[Stored entries]

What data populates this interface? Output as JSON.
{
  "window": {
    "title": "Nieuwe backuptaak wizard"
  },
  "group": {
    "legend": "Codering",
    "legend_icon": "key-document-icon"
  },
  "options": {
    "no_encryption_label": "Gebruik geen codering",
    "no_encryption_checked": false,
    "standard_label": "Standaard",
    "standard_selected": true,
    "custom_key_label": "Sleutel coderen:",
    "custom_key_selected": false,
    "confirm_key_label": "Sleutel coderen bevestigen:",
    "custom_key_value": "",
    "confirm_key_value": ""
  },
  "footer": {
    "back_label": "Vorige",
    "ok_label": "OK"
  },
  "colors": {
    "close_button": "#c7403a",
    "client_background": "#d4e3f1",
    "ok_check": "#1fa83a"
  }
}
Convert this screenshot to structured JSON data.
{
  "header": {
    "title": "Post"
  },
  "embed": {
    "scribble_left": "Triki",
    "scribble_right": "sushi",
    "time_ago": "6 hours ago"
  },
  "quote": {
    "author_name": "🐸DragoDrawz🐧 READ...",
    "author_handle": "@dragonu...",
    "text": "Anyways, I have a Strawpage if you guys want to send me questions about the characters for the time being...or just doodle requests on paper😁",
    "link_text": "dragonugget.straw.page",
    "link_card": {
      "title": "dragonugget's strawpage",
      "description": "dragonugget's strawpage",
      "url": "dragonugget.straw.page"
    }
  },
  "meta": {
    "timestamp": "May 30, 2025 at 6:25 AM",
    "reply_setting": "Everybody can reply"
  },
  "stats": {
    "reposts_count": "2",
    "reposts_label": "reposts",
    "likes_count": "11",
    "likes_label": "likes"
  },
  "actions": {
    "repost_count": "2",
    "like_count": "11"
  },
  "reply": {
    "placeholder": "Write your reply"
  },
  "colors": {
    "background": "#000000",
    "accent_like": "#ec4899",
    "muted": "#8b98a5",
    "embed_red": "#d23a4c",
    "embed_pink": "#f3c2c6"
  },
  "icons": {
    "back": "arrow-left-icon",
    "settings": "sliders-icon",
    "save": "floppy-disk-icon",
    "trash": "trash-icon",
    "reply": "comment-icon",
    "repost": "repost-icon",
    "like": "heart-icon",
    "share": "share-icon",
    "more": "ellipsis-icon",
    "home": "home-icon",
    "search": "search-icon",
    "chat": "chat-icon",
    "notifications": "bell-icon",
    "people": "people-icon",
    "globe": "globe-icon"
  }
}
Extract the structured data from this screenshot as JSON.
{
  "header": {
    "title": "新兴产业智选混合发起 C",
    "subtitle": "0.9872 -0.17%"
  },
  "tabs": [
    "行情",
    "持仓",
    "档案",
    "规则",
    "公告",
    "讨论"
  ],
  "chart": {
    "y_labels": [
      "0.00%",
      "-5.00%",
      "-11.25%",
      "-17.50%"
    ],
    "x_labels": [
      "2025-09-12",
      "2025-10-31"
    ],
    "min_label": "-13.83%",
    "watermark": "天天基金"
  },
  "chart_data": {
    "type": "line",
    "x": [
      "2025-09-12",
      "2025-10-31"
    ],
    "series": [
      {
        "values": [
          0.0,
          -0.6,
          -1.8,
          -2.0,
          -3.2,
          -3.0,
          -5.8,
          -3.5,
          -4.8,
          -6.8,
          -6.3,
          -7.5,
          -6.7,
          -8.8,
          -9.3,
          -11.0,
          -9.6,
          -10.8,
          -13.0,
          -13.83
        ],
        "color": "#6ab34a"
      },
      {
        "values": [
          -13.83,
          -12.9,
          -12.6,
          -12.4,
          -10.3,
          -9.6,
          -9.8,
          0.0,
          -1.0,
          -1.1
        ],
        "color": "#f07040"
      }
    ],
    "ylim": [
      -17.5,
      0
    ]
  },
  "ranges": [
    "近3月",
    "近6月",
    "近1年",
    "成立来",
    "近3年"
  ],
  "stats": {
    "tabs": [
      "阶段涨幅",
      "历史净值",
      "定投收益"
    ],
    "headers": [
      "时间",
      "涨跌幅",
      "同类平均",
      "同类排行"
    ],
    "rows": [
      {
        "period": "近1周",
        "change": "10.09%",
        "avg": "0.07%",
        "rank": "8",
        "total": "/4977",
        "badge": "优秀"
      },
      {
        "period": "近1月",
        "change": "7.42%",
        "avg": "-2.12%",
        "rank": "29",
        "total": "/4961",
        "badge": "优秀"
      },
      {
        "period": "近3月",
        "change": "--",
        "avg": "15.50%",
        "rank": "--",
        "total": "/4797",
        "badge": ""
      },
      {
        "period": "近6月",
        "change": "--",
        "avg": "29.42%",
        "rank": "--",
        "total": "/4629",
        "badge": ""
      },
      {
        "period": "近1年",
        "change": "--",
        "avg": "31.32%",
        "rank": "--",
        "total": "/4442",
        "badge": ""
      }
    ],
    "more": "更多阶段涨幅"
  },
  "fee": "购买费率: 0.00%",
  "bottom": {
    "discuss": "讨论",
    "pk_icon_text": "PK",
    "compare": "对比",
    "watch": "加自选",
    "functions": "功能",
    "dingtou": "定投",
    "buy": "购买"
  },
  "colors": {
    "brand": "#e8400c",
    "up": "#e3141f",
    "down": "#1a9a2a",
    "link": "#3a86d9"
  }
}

### SET EXERCISE
Please give back all of the records exactly as written.

### SOLVED PROBLEM
What data populates this interface? Output as JSON.
{
  "window": {
    "title": "Nieuwe backuptaak wizard"
  },
  "group": {
    "legend": "Codering",
    "legend_icon": "key-document-icon"
  },
  "options": {
    "no_encryption_label": "Gebruik geen codering",
    "no_encryption_checked": false,
    "standard_label": "Standaard",
    "standard_selected": true,
    "custom_key_label": "Sleutel coderen:",
    "custom_key_selected": false,
    "confirm_key_label": "Sleutel coderen bevestigen:",
    "custom_key_value": "",
    "confirm_key_value": ""
  },
  "footer": {
    "back_label": "Vorige",
    "ok_label": "OK"
  },
  "colors": {
    "close_button": "#c7403a",
    "client_background": "#d4e3f1",
    "ok_check": "#1fa83a"
  }
}
Convert this screenshot to structured JSON data.
{
  "header": {
    "title": "Post"
  },
  "embed": {
    "scribble_left": "Triki",
    "scribble_right": "sushi",
    "time_ago": "6 hours ago"
  },
  "quote": {
    "author_name": "🐸DragoDrawz🐧 READ...",
    "author_handle": "@dragonu...",
    "text": "Anyways, I have a Strawpage if you guys want to send me questions about the characters for the time being...or just doodle requests on paper😁",
    "link_text": "dragonugget.straw.page",
    "link_card": {
      "title": "dragonugget's strawpage",
      "description": "dragonugget's strawpage",
      "url": "dragonugget.straw.page"
    }
  },
  "meta": {
    "timestamp": "May 30, 2025 at 6:25 AM",
    "reply_setting": "Everybody can reply"
  },
  "stats": {
    "reposts_count": "2",
    "reposts_label": "reposts",
    "likes_count": "11",
    "likes_label": "likes"
  },
  "actions": {
    "repost_count": "2",
    "like_count": "11"
  },
  "reply": {
    "placeholder": "Write your reply"
  },
  "colors": {
    "background": "#000000",
    "accent_like": "#ec4899",
    "muted": "#8b98a5",
    "embed_red": "#d23a4c",
    "embed_pink": "#f3c2c6"
  },
  "icons": {
    "back": "arrow-left-icon",
    "settings": "sliders-icon",
    "save": "floppy-disk-icon",
    "trash": "trash-icon",
    "reply": "comment-icon",
    "repost": "repost-icon",
    "like": "heart-icon",
    "share": "share-icon",
    "more": "ellipsis-icon",
    "home": "home-icon",
    "search": "search-icon",
    "chat": "chat-icon",
    "notifications": "bell-icon",
    "people": "people-icon",
    "globe": "globe-icon"
  }
}
Extract the structured data from this screenshot as JSON.
{
  "header": {
    "title": "新兴产业智选混合发起 C",
    "subtitle": "0.9872 -0.17%"
  },
  "tabs": [
    "行情",
    "持仓",
    "档案",
    "规则",
    "公告",
    "讨论"
  ],
  "chart": {
    "y_labels": [
      "0.00%",
      "-5.00%",
      "-11.25%",
      "-17.50%"
    ],
    "x_labels": [
      "2025-09-12",
      "2025-10-31"
    ],
    "min_label": "-13.83%",
    "watermark": "天天基金"
  },
  "chart_data": {
    "type": "line",
    "x": [
      "2025-09-12",
      "2025-10-31"
    ],
    "series": [
      {
        "values": [
          0.0,
          -0.6,
          -1.8,
          -2.0,
          -3.2,
          -3.0,
          -5.8,
          -3.5,
          -4.8,
          -6.8,
          -6.3,
          -7.5,
          -6.7,
          -8.8,
          -9.3,
          -11.0,
          -9.6,
          -10.8,
          -13.0,
          -13.83
        ],
        "color": "#6ab34a"
      },
      {
        "values": [
          -13.83,
          -12.9,
          -12.6,
          -12.4,
          -10.3,
          -9.6,
          -9.8,
          0.0,
          -1.0,
          -1.1
        ],
        "color": "#f07040"
      }
    ],
    "ylim": [
      -17.5,
      0
    ]
  },
  "ranges": [
    "近3月",
    "近6月",
    "近1年",
    "成立来",
    "近3年"
  ],
  "stats": {
    "tabs": [
      "阶段涨幅",
      "历史净值",
      "定投收益"
    ],
    "headers": [
      "时间",
      "涨跌幅",
      "同类平均",
      "同类排行"
    ],
    "rows": [
      {
        "period": "近1周",
        "change": "10.09%",
        "avg": "0.07%",
        "rank": "8",
        "total": "/4977",
        "badge": "优秀"
      },
      {
        "period": "近1月",
        "change": "7.42%",
        "avg": "-2.12%",
        "rank": "29",
        "total": "/4961",
        "badge": "优秀"
      },
      {
        "period": "近3月",
        "change": "--",
        "avg": "15.50%",
        "rank": "--",
        "total": "/4797",
        "badge": ""
      },
      {
        "period": "近6月",
        "change": "--",
        "avg": "29.42%",
        "rank": "--",
        "total": "/4629",
        "badge": ""
      },
      {
        "period": "近1年",
        "change": "--",
        "avg": "31.32%",
        "rank": "--",
        "total": "/4442",
        "badge": ""
      }
    ],
    "more": "更多阶段涨幅"
  },
  "fee": "购买费率: 0.00%",
  "bottom": {
    "discuss": "讨论",
    "pk_icon_text": "PK",
    "compare": "对比",
    "watch": "加自选",
    "functions": "功能",
    "dingtou": "定投",
    "buy": "购买"
  },
  "colors": {
    "brand": "#e8400c",
    "up": "#e3141f",
    "down": "#1a9a2a",
    "link": "#3a86d9"
  }
}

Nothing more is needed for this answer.